++++ Given records

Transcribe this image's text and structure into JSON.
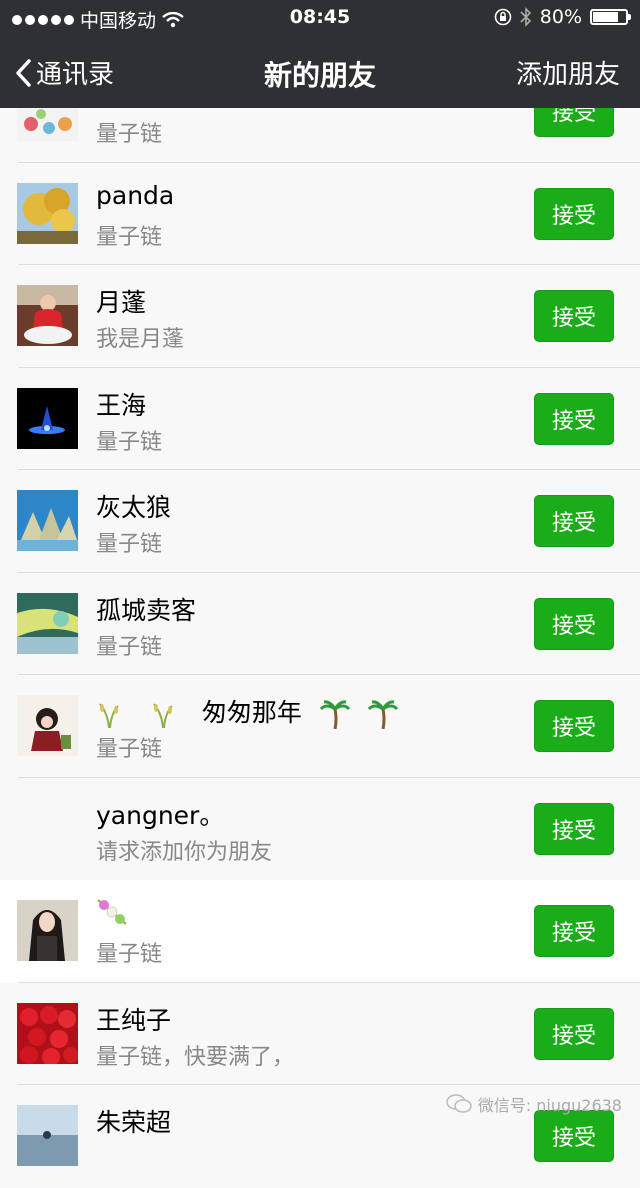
{
  "status_bar": {
    "carrier": "中国移动",
    "time": "08:45",
    "battery": "80%",
    "battery_level": 0.8
  },
  "nav": {
    "back_label": "通讯录",
    "title": "新的朋友",
    "right_label": "添加朋友"
  },
  "accept_label": "接受",
  "rows": [
    {
      "name": "",
      "subtitle": "量子链"
    },
    {
      "name": "panda",
      "subtitle": "量子链"
    },
    {
      "name": "月蓬",
      "subtitle": "我是月蓬"
    },
    {
      "name": "王海",
      "subtitle": "量子链"
    },
    {
      "name": "灰太狼",
      "subtitle": "量子链"
    },
    {
      "name": "孤城卖客",
      "subtitle": "量子链"
    },
    {
      "name": "匆匆那年",
      "subtitle": "量子链"
    },
    {
      "name": "yangner。",
      "subtitle": "请求添加你为朋友"
    },
    {
      "name": "",
      "subtitle": "量子链"
    },
    {
      "name": "王纯子",
      "subtitle": "量子链，快要满了，"
    },
    {
      "name": "朱荣超",
      "subtitle": ""
    }
  ],
  "watermark": "微信号: niugu2638"
}
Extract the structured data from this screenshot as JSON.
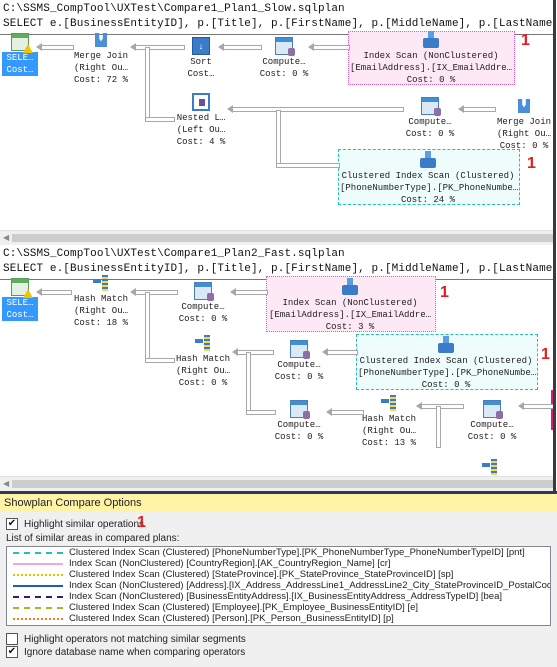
{
  "plan1": {
    "file_path": "C:\\SSMS_CompTool\\UXTest\\Compare1_Plan1_Slow.sqlplan",
    "query": "SELECT e.[BusinessEntityID], p.[Title], p.[FirstName], p.[MiddleName], p.[LastName]",
    "nodes": {
      "select": {
        "line1": "SELE…",
        "line2": "Cost…"
      },
      "merge_join_1": {
        "line1": "Merge Join",
        "line2": "(Right Ou…",
        "line3": "Cost: 72 %"
      },
      "sort": {
        "line1": "Sort",
        "line2": "Cost…"
      },
      "compute_1": {
        "line1": "Compute…",
        "line2": "Cost: 0 %"
      },
      "index_scan": {
        "line1": "Index Scan (NonClustered)",
        "line2": "[EmailAddress].[IX_EmailAddre…",
        "line3": "Cost: 0 %"
      },
      "nested_loops": {
        "line1": "Nested L…",
        "line2": "(Left Ou…",
        "line3": "Cost: 4 %"
      },
      "compute_2": {
        "line1": "Compute…",
        "line2": "Cost: 0 %"
      },
      "merge_join_2": {
        "line1": "Merge Join",
        "line2": "(Right Ou…",
        "line3": "Cost: 0 %"
      },
      "clustered_scan": {
        "line1": "Clustered Index Scan (Clustered)",
        "line2": "[PhoneNumberType].[PK_PhoneNumbe…",
        "line3": "Cost: 24 %"
      }
    },
    "markers": [
      "1",
      "1"
    ]
  },
  "plan2": {
    "file_path": "C:\\SSMS_CompTool\\UXTest\\Compare1_Plan2_Fast.sqlplan",
    "query": "SELECT e.[BusinessEntityID], p.[Title], p.[FirstName], p.[MiddleName], p.[LastName]",
    "nodes": {
      "select": {
        "line1": "SELE…",
        "line2": "Cost…"
      },
      "hash_match_1": {
        "line1": "Hash Match",
        "line2": "(Right Ou…",
        "line3": "Cost: 18 %"
      },
      "compute_1": {
        "line1": "Compute…",
        "line2": "Cost: 0 %"
      },
      "index_scan": {
        "line1": "Index Scan (NonClustered)",
        "line2": "[EmailAddress].[IX_EmailAddre…",
        "line3": "Cost: 3 %"
      },
      "hash_match_2": {
        "line1": "Hash Match",
        "line2": "(Right Ou…",
        "line3": "Cost: 0 %"
      },
      "compute_2": {
        "line1": "Compute…",
        "line2": "Cost: 0 %"
      },
      "clustered_scan": {
        "line1": "Clustered Index Scan (Clustered)",
        "line2": "[PhoneNumberType].[PK_PhoneNumbe…",
        "line3": "Cost: 0 %"
      },
      "compute_3": {
        "line1": "Compute…",
        "line2": "Cost: 0 %"
      },
      "hash_match_3": {
        "line1": "Hash Match",
        "line2": "(Right Ou…",
        "line3": "Cost: 13 %"
      },
      "compute_4": {
        "line1": "Compute…",
        "line2": "Cost: 0 %"
      }
    },
    "markers": [
      "1",
      "1"
    ]
  },
  "options": {
    "title": "Showplan Compare Options",
    "highlight_similar": {
      "label": "Highlight similar operations",
      "checked": true
    },
    "marker": "1",
    "list_label": "List of similar areas in compared plans:",
    "areas": [
      {
        "label": "Clustered Index Scan (Clustered) [PhoneNumberType].[PK_PhoneNumberType_PhoneNumberTypeID] [pnt]",
        "color": "#22c0b8",
        "style": "dashed"
      },
      {
        "label": "Index Scan (NonClustered) [CountryRegion].[AK_CountryRegion_Name] [cr]",
        "color": "#f4a6d8",
        "style": "solid"
      },
      {
        "label": "Clustered Index Scan (Clustered) [StateProvince].[PK_StateProvince_StateProvinceID] [sp]",
        "color": "#e8c000",
        "style": "dotted"
      },
      {
        "label": "Index Scan (NonClustered) [Address].[IX_Address_AddressLine1_AddressLine2_City_StateProvinceID_PostalCode] [a]",
        "color": "#1a5fc0",
        "style": "solid"
      },
      {
        "label": "Index Scan (NonClustered) [BusinessEntityAddress].[IX_BusinessEntityAddress_AddressTypeID] [bea]",
        "color": "#3a1a70",
        "style": "dashed"
      },
      {
        "label": "Clustered Index Scan (Clustered) [Employee].[PK_Employee_BusinessEntityID] [e]",
        "color": "#9ac020",
        "style": "dashed"
      },
      {
        "label": "Clustered Index Scan (Clustered) [Person].[PK_Person_BusinessEntityID] [p]",
        "color": "#f08020",
        "style": "dotted"
      }
    ],
    "highlight_not_matching": {
      "label": "Highlight operators not matching similar segments",
      "checked": false
    },
    "ignore_db_name": {
      "label": "Ignore database name when comparing operators",
      "checked": true
    }
  }
}
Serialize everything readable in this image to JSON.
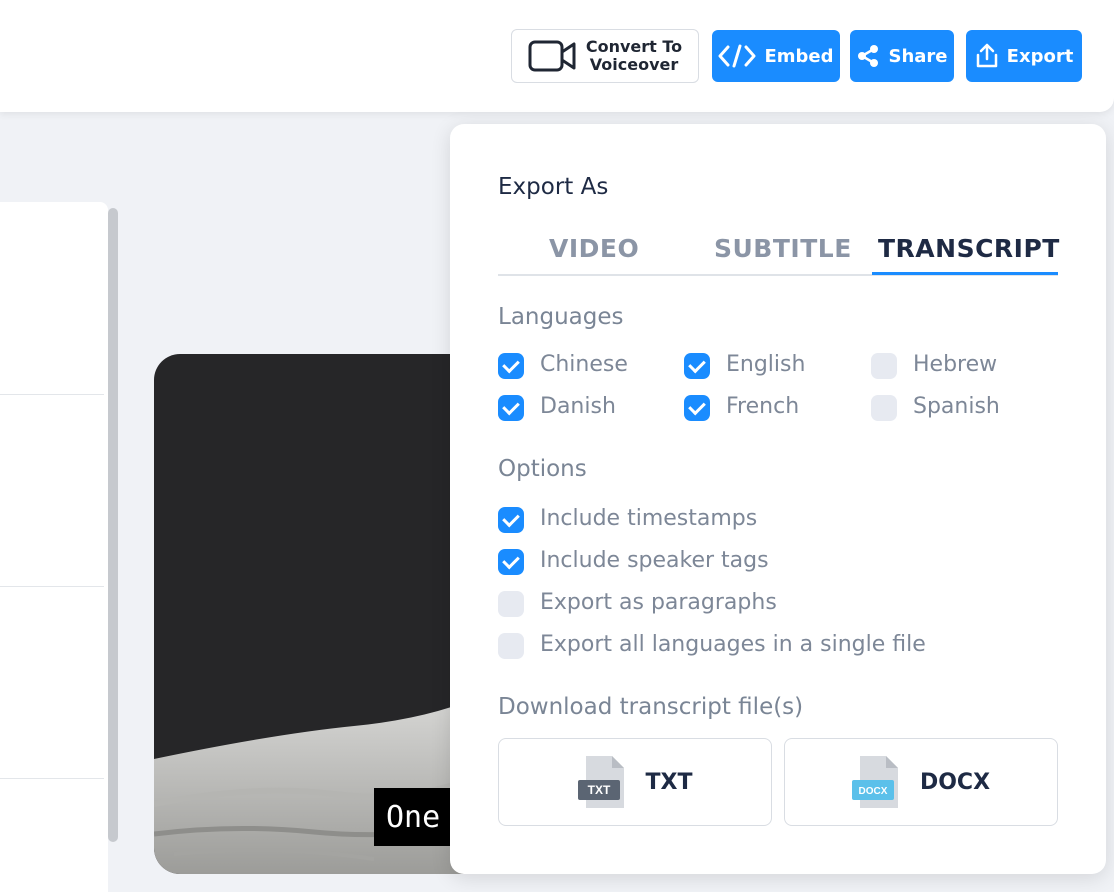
{
  "toolbar": {
    "convert_line1": "Convert To",
    "convert_line2": "Voiceover",
    "embed_label": "Embed",
    "share_label": "Share",
    "export_label": "Export"
  },
  "video": {
    "caption": "One"
  },
  "export_panel": {
    "title": "Export As",
    "tabs": [
      {
        "label": "VIDEO",
        "active": false
      },
      {
        "label": "SUBTITLE",
        "active": false
      },
      {
        "label": "TRANSCRIPT",
        "active": true
      }
    ],
    "languages_label": "Languages",
    "languages": [
      {
        "label": "Chinese",
        "checked": true
      },
      {
        "label": "English",
        "checked": true
      },
      {
        "label": "Hebrew",
        "checked": false
      },
      {
        "label": "Danish",
        "checked": true
      },
      {
        "label": "French",
        "checked": true
      },
      {
        "label": "Spanish",
        "checked": false
      }
    ],
    "options_label": "Options",
    "options": [
      {
        "label": "Include timestamps",
        "checked": true
      },
      {
        "label": "Include speaker tags",
        "checked": true
      },
      {
        "label": "Export as paragraphs",
        "checked": false
      },
      {
        "label": "Export all languages in a single file",
        "checked": false
      }
    ],
    "download_label": "Download transcript file(s)",
    "downloads": [
      {
        "label": "TXT",
        "icon_text": "TXT",
        "icon": "txt-file-icon"
      },
      {
        "label": "DOCX",
        "icon_text": "DOCX",
        "icon": "docx-file-icon"
      }
    ]
  },
  "colors": {
    "accent": "#1a8cff",
    "heading": "#1e2a44",
    "muted": "#7d8797"
  }
}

++++++++

* _Exercise brief_
Every line above should be returned exactly; the pictures stay out.

* _Exercise output_
Transcribe this image's text and structure into JSON.
{
  "status_bar": {
    "carrier": "中国移动",
    "time": "08:45",
    "battery": "80%",
    "battery_level": 0.8
  },
  "nav": {
    "back_label": "通讯录",
    "title": "新的朋友",
    "right_label": "添加朋友"
  },
  "accept_label": "接受",
  "rows": [
    {
      "name": "",
      "subtitle": "量子链"
    },
    {
      "name": "panda",
      "subtitle": "量子链"
    },
    {
      "name": "月蓬",
      "subtitle": "我是月蓬"
    },
    {
      "name": "王海",
      "subtitle": "量子链"
    },
    {
      "name": "灰太狼",
      "subtitle": "量子链"
    },
    {
      "name": "孤城卖客",
      "subtitle": "量子链"
    },
    {
      "name": "匆匆那年",
      "subtitle": "量子链"
    },
    {
      "name": "yangner。",
      "subtitle": "请求添加你为朋友"
    },
    {
      "name": "",
      "subtitle": "量子链"
    },
    {
      "name": "王纯子",
      "subtitle": "量子链，快要满了，"
    },
    {
      "name": "朱荣超",
      "subtitle": ""
    }
  ],
  "watermark": "微信号: niugu2638"
}
Extract the structured data from this screenshot as JSON.
{
  "plan1": {
    "file_path": "C:\\SSMS_CompTool\\UXTest\\Compare1_Plan1_Slow.sqlplan",
    "query": "SELECT e.[BusinessEntityID], p.[Title], p.[FirstName], p.[MiddleName], p.[LastName]",
    "nodes": {
      "select": {
        "line1": "SELE…",
        "line2": "Cost…"
      },
      "merge_join_1": {
        "line1": "Merge Join",
        "line2": "(Right Ou…",
        "line3": "Cost: 72 %"
      },
      "sort": {
        "line1": "Sort",
        "line2": "Cost…"
      },
      "compute_1": {
        "line1": "Compute…",
        "line2": "Cost: 0 %"
      },
      "index_scan": {
        "line1": "Index Scan (NonClustered)",
        "line2": "[EmailAddress].[IX_EmailAddre…",
        "line3": "Cost: 0 %"
      },
      "nested_loops": {
        "line1": "Nested L…",
        "line2": "(Left Ou…",
        "line3": "Cost: 4 %"
      },
      "compute_2": {
        "line1": "Compute…",
        "line2": "Cost: 0 %"
      },
      "merge_join_2": {
        "line1": "Merge Join",
        "line2": "(Right Ou…",
        "line3": "Cost: 0 %"
      },
      "clustered_scan": {
        "line1": "Clustered Index Scan (Clustered)",
        "line2": "[PhoneNumberType].[PK_PhoneNumbe…",
        "line3": "Cost: 24 %"
      }
    },
    "markers": [
      "1",
      "1"
    ]
  },
  "plan2": {
    "file_path": "C:\\SSMS_CompTool\\UXTest\\Compare1_Plan2_Fast.sqlplan",
    "query": "SELECT e.[BusinessEntityID], p.[Title], p.[FirstName], p.[MiddleName], p.[LastName]",
    "nodes": {
      "select": {
        "line1": "SELE…",
        "line2": "Cost…"
      },
      "hash_match_1": {
        "line1": "Hash Match",
        "line2": "(Right Ou…",
        "line3": "Cost: 18 %"
      },
      "compute_1": {
        "line1": "Compute…",
        "line2": "Cost: 0 %"
      },
      "index_scan": {
        "line1": "Index Scan (NonClustered)",
        "line2": "[EmailAddress].[IX_EmailAddre…",
        "line3": "Cost: 3 %"
      },
      "hash_match_2": {
        "line1": "Hash Match",
        "line2": "(Right Ou…",
        "line3": "Cost: 0 %"
      },
      "compute_2": {
        "line1": "Compute…",
        "line2": "Cost: 0 %"
      },
      "clustered_scan": {
        "line1": "Clustered Index Scan (Clustered)",
        "line2": "[PhoneNumberType].[PK_PhoneNumbe…",
        "line3": "Cost: 0 %"
      },
      "compute_3": {
        "line1": "Compute…",
        "line2": "Cost: 0 %"
      },
      "hash_match_3": {
        "line1": "Hash Match",
        "line2": "(Right Ou…",
        "line3": "Cost: 13 %"
      },
      "compute_4": {
        "line1": "Compute…",
        "line2": "Cost: 0 %"
      }
    },
    "markers": [
      "1",
      "1"
    ]
  },
  "options": {
    "title": "Showplan Compare Options",
    "highlight_similar": {
      "label": "Highlight similar operations",
      "checked": true
    },
    "marker": "1",
    "list_label": "List of similar areas in compared plans:",
    "areas": [
      {
        "label": "Clustered Index Scan (Clustered) [PhoneNumberType].[PK_PhoneNumberType_PhoneNumberTypeID] [pnt]",
        "color": "#22c0b8",
        "style": "dashed"
      },
      {
        "label": "Index Scan (NonClustered) [CountryRegion].[AK_CountryRegion_Name] [cr]",
        "color": "#f4a6d8",
        "style": "solid"
      },
      {
        "label": "Clustered Index Scan (Clustered) [StateProvince].[PK_StateProvince_StateProvinceID] [sp]",
        "color": "#e8c000",
        "style": "dotted"
      },
      {
        "label": "Index Scan (NonClustered) [Address].[IX_Address_AddressLine1_AddressLine2_City_StateProvinceID_PostalCode] [a]",
        "color": "#1a5fc0",
        "style": "solid"
      },
      {
        "label": "Index Scan (NonClustered) [BusinessEntityAddress].[IX_BusinessEntityAddress_AddressTypeID] [bea]",
        "color": "#3a1a70",
        "style": "dashed"
      },
      {
        "label": "Clustered Index Scan (Clustered) [Employee].[PK_Employee_BusinessEntityID] [e]",
        "color": "#9ac020",
        "style": "dashed"
      },
      {
        "label": "Clustered Index Scan (Clustered) [Person].[PK_Person_BusinessEntityID] [p]",
        "color": "#f08020",
        "style": "dotted"
      }
    ],
    "highlight_not_matching": {
      "label": "Highlight operators not matching similar segments",
      "checked": false
    },
    "ignore_db_name": {
      "label": "Ignore database name when comparing operators",
      "checked": true
    }
  }
}
Serialize everything readable in this image to JSON.
{
  "toolbar": {
    "convert_line1": "Convert To",
    "convert_line2": "Voiceover",
    "embed_label": "Embed",
    "share_label": "Share",
    "export_label": "Export"
  },
  "video": {
    "caption": "One"
  },
  "export_panel": {
    "title": "Export As",
    "tabs": [
      {
        "label": "VIDEO",
        "active": false
      },
      {
        "label": "SUBTITLE",
        "active": false
      },
      {
        "label": "TRANSCRIPT",
        "active": true
      }
    ],
    "languages_label": "Languages",
    "languages": [
      {
        "label": "Chinese",
        "checked": true
      },
      {
        "label": "English",
        "checked": true
      },
      {
        "label": "Hebrew",
        "checked": false
      },
      {
        "label": "Danish",
        "checked": true
      },
      {
        "label": "French",
        "checked": true
      },
      {
        "label": "Spanish",
        "checked": false
      }
    ],
    "options_label": "Options",
    "options": [
      {
        "label": "Include timestamps",
        "checked": true
      },
      {
        "label": "Include speaker tags",
        "checked": true
      },
      {
        "label": "Export as paragraphs",
        "checked": false
      },
      {
        "label": "Export all languages in a single file",
        "checked": false
      }
    ],
    "download_label": "Download transcript file(s)",
    "downloads": [
      {
        "label": "TXT",
        "icon_text": "TXT",
        "icon": "txt-file-icon"
      },
      {
        "label": "DOCX",
        "icon_text": "DOCX",
        "icon": "docx-file-icon"
      }
    ]
  },
  "colors": {
    "accent": "#1a8cff",
    "heading": "#1e2a44",
    "muted": "#7d8797"
  }
}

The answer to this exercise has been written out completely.